▶ _Request_: Quote the lines of the data below verbatim, beginning at the line that contains "Serialize everything readable" and ending at the last line, both included, and excluding pictures.

▶ _Input data_:
--------------------
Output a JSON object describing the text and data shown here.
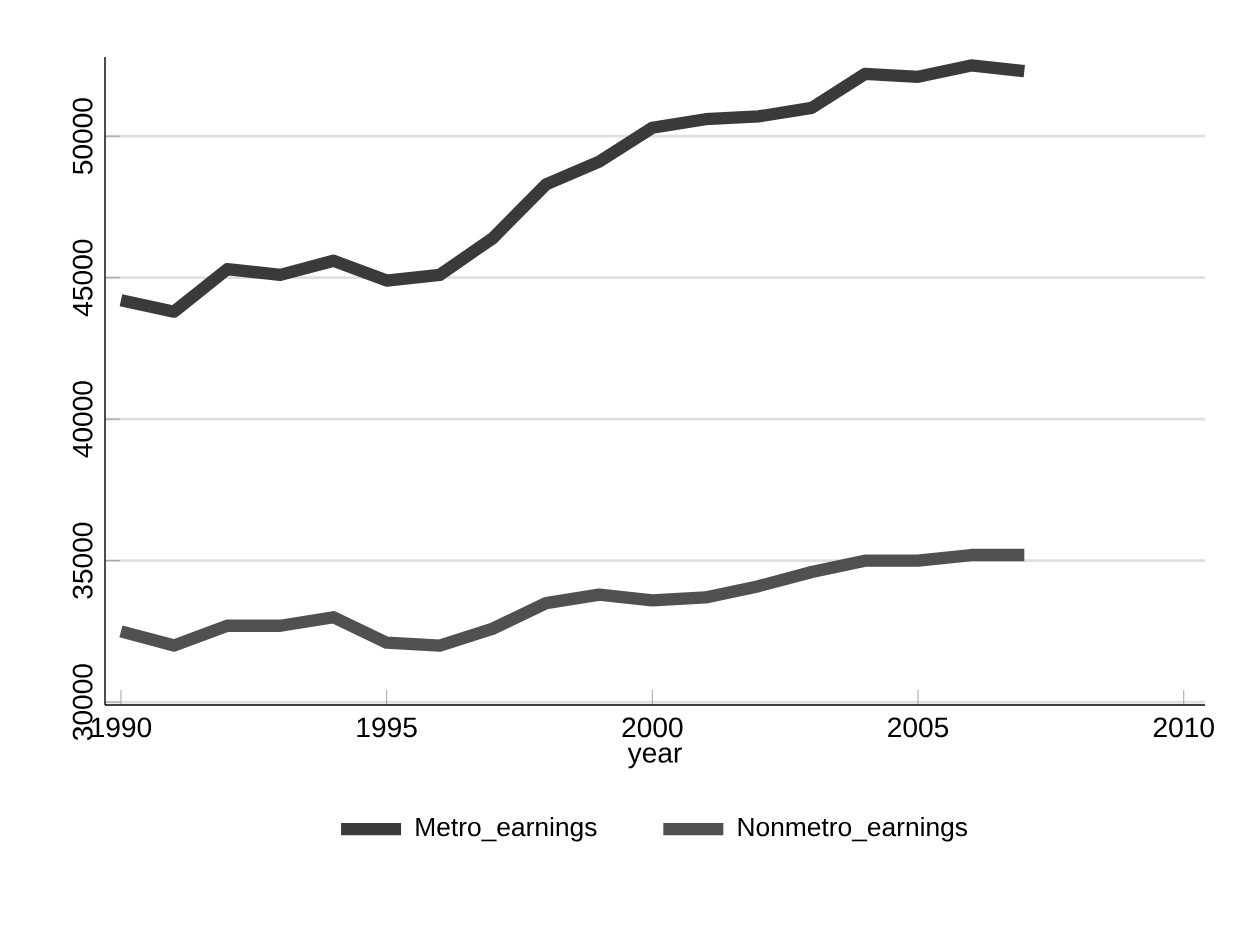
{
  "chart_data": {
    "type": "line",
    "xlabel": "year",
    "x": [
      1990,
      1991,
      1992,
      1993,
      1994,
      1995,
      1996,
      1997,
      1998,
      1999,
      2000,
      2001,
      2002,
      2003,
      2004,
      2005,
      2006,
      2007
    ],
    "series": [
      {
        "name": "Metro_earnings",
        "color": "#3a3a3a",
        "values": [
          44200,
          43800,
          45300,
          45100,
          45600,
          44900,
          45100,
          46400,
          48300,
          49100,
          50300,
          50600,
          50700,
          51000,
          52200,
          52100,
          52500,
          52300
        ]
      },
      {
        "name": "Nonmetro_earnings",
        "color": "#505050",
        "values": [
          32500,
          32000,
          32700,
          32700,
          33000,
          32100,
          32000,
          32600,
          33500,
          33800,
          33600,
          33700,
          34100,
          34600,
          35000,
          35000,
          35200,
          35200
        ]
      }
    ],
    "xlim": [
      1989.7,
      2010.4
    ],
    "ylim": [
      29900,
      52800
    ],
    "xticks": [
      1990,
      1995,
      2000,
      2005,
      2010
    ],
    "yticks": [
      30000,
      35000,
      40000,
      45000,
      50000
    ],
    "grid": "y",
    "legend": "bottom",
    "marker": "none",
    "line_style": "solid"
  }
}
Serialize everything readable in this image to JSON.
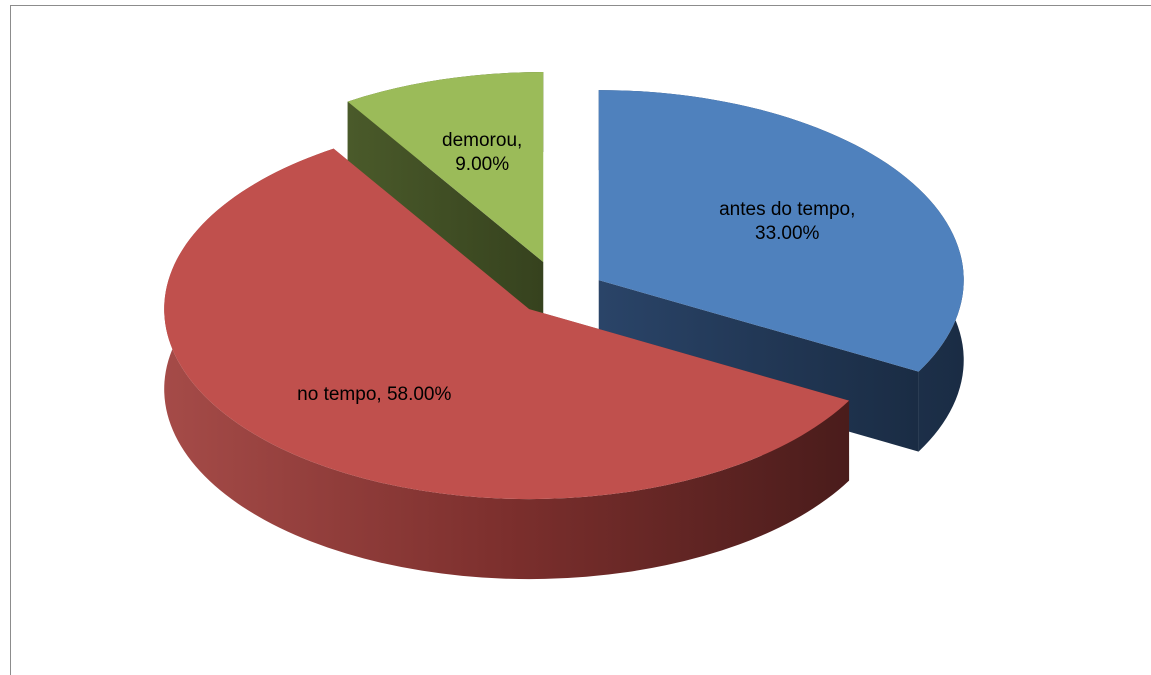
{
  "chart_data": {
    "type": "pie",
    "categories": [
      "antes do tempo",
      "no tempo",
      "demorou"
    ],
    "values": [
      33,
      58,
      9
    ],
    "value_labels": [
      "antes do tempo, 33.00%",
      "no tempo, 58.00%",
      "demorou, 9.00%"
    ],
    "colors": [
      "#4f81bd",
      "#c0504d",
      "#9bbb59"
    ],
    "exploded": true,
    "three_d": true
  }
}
--------------------
▶ _Reply to the exercise_:
Serialize everything readable in this image to JSON.
{
  "chart_data": {
    "type": "pie",
    "categories": [
      "antes do tempo",
      "no tempo",
      "demorou"
    ],
    "values": [
      33,
      58,
      9
    ],
    "value_labels": [
      "antes do tempo, 33.00%",
      "no tempo, 58.00%",
      "demorou, 9.00%"
    ],
    "colors": [
      "#4f81bd",
      "#c0504d",
      "#9bbb59"
    ],
    "exploded": true,
    "three_d": true
  }
}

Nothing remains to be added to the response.